**WORK INSTRUCTIONS:** Count how many lines in this material contain "Japan". The answer is that number alone.

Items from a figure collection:
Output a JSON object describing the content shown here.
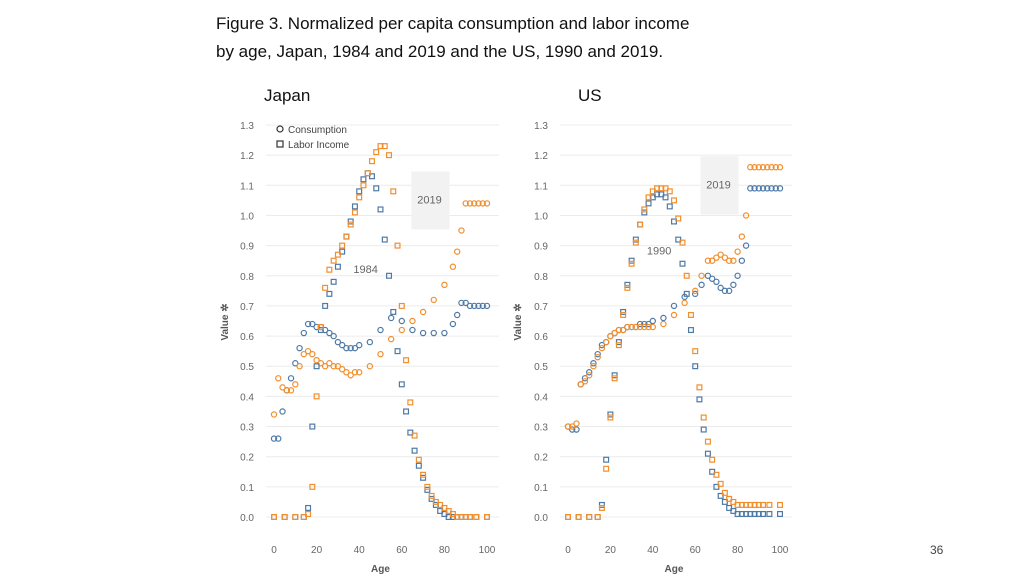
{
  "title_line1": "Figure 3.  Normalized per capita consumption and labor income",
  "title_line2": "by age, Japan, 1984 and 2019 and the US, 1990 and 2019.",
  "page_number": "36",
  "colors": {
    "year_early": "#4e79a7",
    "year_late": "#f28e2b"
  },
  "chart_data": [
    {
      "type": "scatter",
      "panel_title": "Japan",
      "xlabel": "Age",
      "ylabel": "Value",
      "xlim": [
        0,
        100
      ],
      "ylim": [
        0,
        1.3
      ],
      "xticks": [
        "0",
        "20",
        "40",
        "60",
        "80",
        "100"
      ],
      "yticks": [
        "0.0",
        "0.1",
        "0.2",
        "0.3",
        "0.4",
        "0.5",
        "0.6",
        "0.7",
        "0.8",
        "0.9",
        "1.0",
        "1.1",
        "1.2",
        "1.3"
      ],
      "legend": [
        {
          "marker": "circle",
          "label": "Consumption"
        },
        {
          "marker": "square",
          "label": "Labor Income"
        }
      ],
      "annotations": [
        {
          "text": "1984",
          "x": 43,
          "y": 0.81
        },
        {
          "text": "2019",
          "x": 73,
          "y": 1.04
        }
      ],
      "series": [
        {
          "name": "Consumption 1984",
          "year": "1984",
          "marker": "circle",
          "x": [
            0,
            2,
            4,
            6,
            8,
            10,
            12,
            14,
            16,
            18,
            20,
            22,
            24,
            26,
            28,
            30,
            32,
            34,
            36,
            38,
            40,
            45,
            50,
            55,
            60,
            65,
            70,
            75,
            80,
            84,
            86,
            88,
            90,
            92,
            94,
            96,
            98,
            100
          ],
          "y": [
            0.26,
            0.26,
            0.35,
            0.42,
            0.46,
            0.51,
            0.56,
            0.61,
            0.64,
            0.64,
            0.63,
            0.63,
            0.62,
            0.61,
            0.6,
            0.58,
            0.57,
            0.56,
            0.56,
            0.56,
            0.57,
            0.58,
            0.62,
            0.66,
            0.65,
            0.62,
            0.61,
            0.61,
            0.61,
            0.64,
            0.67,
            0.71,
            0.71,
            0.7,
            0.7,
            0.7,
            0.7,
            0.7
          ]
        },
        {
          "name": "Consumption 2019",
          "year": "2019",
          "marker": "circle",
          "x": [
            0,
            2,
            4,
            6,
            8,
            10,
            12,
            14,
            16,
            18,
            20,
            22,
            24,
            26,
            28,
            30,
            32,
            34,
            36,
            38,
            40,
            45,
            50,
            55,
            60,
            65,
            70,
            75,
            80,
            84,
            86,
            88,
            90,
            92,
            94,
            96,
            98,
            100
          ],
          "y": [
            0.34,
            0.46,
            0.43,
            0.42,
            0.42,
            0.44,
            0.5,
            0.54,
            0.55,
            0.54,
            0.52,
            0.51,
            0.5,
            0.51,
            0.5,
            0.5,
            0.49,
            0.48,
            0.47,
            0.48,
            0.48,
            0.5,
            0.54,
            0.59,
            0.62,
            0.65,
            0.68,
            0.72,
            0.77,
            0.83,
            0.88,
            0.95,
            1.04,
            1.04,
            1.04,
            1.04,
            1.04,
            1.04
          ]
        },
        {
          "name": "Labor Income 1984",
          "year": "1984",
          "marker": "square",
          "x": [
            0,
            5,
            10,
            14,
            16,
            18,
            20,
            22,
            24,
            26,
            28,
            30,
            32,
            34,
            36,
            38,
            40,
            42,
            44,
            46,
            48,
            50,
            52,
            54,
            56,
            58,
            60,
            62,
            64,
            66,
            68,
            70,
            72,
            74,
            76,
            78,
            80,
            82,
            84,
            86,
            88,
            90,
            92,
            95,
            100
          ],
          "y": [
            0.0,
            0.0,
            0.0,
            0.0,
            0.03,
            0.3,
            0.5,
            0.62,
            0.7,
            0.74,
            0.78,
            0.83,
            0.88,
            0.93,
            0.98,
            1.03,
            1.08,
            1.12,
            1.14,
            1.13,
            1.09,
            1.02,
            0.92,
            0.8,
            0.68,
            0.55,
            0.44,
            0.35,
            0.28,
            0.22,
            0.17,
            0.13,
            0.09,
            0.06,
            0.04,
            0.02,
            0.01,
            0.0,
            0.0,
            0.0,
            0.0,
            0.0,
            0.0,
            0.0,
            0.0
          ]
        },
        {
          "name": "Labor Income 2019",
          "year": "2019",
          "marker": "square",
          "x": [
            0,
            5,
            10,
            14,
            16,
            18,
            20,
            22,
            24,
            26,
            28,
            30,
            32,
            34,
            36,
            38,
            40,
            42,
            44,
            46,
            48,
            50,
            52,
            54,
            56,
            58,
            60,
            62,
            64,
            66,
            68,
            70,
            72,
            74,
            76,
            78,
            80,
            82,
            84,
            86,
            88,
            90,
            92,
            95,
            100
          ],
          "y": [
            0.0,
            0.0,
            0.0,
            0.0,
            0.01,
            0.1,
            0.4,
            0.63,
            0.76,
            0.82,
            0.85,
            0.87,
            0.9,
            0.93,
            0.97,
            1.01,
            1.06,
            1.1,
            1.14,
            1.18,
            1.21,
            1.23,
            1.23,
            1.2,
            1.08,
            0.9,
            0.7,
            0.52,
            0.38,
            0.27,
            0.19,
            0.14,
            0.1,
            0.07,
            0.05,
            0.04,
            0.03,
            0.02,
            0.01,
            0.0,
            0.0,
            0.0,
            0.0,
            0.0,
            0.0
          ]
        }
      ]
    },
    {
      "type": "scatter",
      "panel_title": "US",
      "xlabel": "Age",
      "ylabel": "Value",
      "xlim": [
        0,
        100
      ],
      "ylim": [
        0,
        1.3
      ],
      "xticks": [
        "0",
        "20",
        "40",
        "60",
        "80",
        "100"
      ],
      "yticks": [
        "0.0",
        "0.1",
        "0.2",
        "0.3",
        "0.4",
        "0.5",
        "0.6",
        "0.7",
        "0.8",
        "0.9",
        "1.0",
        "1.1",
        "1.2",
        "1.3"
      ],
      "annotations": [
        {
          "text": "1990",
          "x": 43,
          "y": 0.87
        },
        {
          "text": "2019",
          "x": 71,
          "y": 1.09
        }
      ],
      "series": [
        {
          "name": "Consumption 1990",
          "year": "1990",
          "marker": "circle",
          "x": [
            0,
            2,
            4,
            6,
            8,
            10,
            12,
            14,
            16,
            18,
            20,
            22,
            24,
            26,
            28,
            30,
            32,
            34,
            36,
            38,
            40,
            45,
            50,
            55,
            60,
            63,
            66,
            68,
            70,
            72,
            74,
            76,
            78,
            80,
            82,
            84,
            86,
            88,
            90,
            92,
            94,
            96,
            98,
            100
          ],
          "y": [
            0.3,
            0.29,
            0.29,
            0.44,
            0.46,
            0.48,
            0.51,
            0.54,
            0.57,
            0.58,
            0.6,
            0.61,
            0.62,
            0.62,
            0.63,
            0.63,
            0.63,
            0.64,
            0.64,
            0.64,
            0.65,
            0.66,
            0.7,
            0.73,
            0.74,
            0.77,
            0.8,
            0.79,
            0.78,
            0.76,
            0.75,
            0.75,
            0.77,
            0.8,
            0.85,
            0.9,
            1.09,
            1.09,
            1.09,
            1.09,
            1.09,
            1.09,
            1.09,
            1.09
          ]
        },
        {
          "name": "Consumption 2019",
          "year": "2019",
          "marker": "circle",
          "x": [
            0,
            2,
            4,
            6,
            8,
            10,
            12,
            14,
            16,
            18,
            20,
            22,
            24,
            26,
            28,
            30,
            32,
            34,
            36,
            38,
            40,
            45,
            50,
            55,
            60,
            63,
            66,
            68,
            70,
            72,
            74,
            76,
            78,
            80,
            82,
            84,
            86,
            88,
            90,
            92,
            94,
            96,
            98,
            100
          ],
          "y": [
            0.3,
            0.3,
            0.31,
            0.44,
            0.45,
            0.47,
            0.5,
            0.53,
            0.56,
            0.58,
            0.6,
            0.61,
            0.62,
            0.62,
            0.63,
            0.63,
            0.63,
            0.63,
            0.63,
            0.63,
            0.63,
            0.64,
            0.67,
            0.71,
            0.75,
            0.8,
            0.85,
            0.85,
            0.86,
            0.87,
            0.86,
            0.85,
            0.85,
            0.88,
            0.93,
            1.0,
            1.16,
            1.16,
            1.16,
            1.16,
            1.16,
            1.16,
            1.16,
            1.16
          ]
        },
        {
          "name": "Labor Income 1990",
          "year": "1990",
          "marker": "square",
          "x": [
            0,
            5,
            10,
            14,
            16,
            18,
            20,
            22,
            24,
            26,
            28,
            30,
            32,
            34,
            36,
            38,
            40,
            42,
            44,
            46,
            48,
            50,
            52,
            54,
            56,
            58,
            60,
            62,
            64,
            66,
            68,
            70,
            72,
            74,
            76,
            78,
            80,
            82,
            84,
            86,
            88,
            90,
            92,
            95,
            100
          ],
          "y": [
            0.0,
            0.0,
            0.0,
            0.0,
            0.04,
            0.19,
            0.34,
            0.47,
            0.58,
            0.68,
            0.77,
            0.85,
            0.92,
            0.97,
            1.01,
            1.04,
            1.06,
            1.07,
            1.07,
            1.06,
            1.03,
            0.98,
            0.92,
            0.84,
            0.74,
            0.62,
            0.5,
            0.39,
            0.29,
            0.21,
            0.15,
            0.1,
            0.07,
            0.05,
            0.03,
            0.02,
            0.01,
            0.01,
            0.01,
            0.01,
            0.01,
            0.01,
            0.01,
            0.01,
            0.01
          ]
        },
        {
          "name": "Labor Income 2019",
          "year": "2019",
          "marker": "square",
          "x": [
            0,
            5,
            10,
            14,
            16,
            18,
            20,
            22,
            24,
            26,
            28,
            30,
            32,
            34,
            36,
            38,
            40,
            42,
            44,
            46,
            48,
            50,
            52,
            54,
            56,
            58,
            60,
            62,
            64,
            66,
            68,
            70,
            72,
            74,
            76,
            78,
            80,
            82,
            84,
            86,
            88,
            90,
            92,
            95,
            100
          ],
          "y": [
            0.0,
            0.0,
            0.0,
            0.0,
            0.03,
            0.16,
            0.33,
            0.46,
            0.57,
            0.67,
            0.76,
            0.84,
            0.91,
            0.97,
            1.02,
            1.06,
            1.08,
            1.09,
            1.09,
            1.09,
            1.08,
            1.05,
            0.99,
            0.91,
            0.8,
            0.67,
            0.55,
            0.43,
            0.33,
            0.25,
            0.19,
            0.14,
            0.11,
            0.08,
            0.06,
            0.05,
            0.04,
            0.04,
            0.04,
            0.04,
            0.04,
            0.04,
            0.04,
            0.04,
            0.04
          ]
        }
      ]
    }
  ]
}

**PROBLEM SOLUTION:** 2